# [What this task involves]
Below are some records: retype them all exactly, but not the pictures.

# [Extracted information]
↓

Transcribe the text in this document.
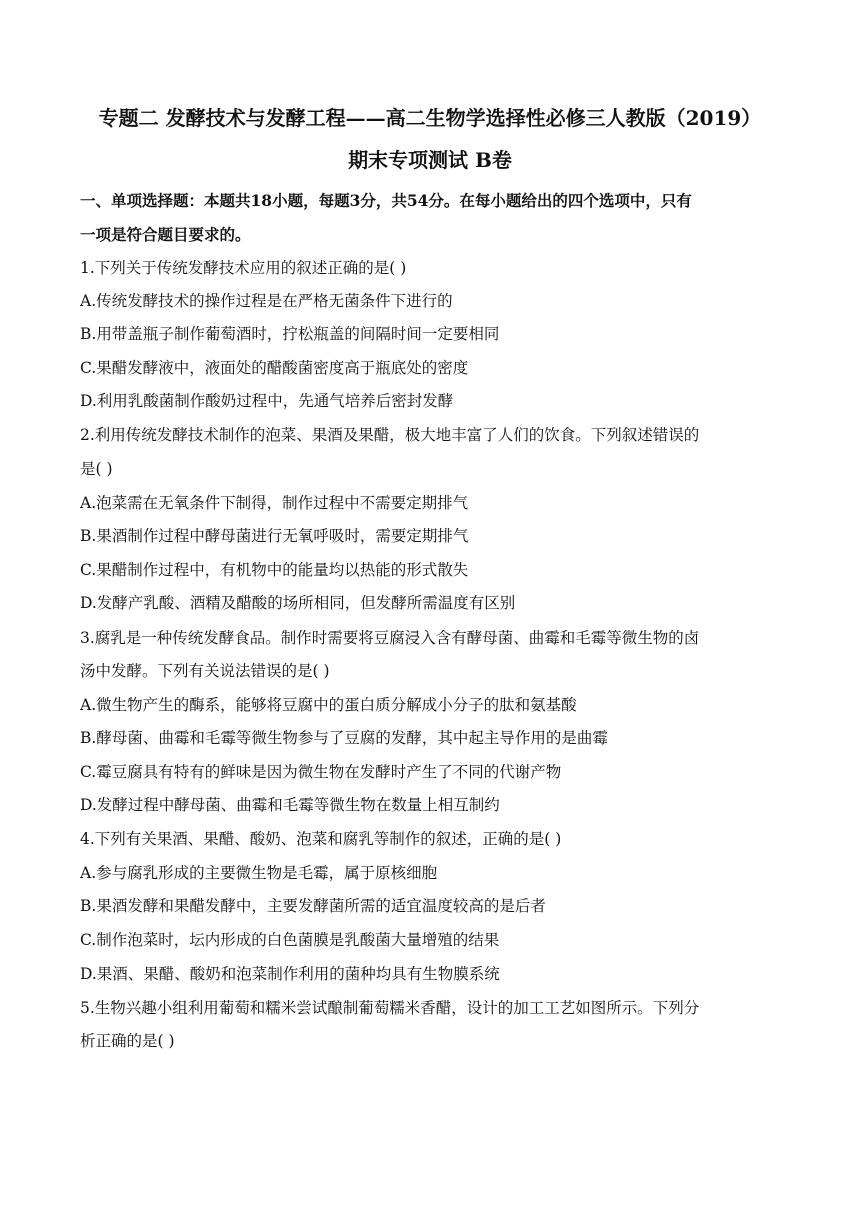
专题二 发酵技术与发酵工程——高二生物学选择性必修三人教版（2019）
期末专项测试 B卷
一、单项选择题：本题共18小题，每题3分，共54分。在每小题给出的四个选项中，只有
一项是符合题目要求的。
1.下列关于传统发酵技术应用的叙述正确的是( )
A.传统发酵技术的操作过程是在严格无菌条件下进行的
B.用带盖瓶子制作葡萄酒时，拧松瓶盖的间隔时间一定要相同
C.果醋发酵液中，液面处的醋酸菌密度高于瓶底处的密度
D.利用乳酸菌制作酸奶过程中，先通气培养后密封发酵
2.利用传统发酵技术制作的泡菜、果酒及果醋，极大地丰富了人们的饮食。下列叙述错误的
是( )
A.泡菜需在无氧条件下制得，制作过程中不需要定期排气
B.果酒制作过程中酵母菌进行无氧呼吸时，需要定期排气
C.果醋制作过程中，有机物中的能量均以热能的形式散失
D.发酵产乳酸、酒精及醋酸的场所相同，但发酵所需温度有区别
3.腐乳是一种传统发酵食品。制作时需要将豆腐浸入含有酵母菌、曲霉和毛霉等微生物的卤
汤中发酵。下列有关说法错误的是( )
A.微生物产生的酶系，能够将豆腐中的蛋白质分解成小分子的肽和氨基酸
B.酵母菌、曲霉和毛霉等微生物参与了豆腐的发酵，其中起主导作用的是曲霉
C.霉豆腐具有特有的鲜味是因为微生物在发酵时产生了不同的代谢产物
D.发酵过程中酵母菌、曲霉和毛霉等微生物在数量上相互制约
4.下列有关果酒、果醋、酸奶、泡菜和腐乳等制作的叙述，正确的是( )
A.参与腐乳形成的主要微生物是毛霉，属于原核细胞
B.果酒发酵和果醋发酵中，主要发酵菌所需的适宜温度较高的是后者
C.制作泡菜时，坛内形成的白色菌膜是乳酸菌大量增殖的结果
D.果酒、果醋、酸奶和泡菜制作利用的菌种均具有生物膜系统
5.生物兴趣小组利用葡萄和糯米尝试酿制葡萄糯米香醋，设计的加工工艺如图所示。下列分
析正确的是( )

↑

# [Full output]
Transcribe the text in this document.
专题二 发酵技术与发酵工程——高二生物学选择性必修三人教版（2019）
期末专项测试 B卷
一、单项选择题：本题共18小题，每题3分，共54分。在每小题给出的四个选项中，只有
一项是符合题目要求的。
1.下列关于传统发酵技术应用的叙述正确的是( )
A.传统发酵技术的操作过程是在严格无菌条件下进行的
B.用带盖瓶子制作葡萄酒时，拧松瓶盖的间隔时间一定要相同
C.果醋发酵液中，液面处的醋酸菌密度高于瓶底处的密度
D.利用乳酸菌制作酸奶过程中，先通气培养后密封发酵
2.利用传统发酵技术制作的泡菜、果酒及果醋，极大地丰富了人们的饮食。下列叙述错误的
是( )
A.泡菜需在无氧条件下制得，制作过程中不需要定期排气
B.果酒制作过程中酵母菌进行无氧呼吸时，需要定期排气
C.果醋制作过程中，有机物中的能量均以热能的形式散失
D.发酵产乳酸、酒精及醋酸的场所相同，但发酵所需温度有区别
3.腐乳是一种传统发酵食品。制作时需要将豆腐浸入含有酵母菌、曲霉和毛霉等微生物的卤
汤中发酵。下列有关说法错误的是( )
A.微生物产生的酶系，能够将豆腐中的蛋白质分解成小分子的肽和氨基酸
B.酵母菌、曲霉和毛霉等微生物参与了豆腐的发酵，其中起主导作用的是曲霉
C.霉豆腐具有特有的鲜味是因为微生物在发酵时产生了不同的代谢产物
D.发酵过程中酵母菌、曲霉和毛霉等微生物在数量上相互制约
4.下列有关果酒、果醋、酸奶、泡菜和腐乳等制作的叙述，正确的是( )
A.参与腐乳形成的主要微生物是毛霉，属于原核细胞
B.果酒发酵和果醋发酵中，主要发酵菌所需的适宜温度较高的是后者
C.制作泡菜时，坛内形成的白色菌膜是乳酸菌大量增殖的结果
D.果酒、果醋、酸奶和泡菜制作利用的菌种均具有生物膜系统
5.生物兴趣小组利用葡萄和糯米尝试酿制葡萄糯米香醋，设计的加工工艺如图所示。下列分
析正确的是( )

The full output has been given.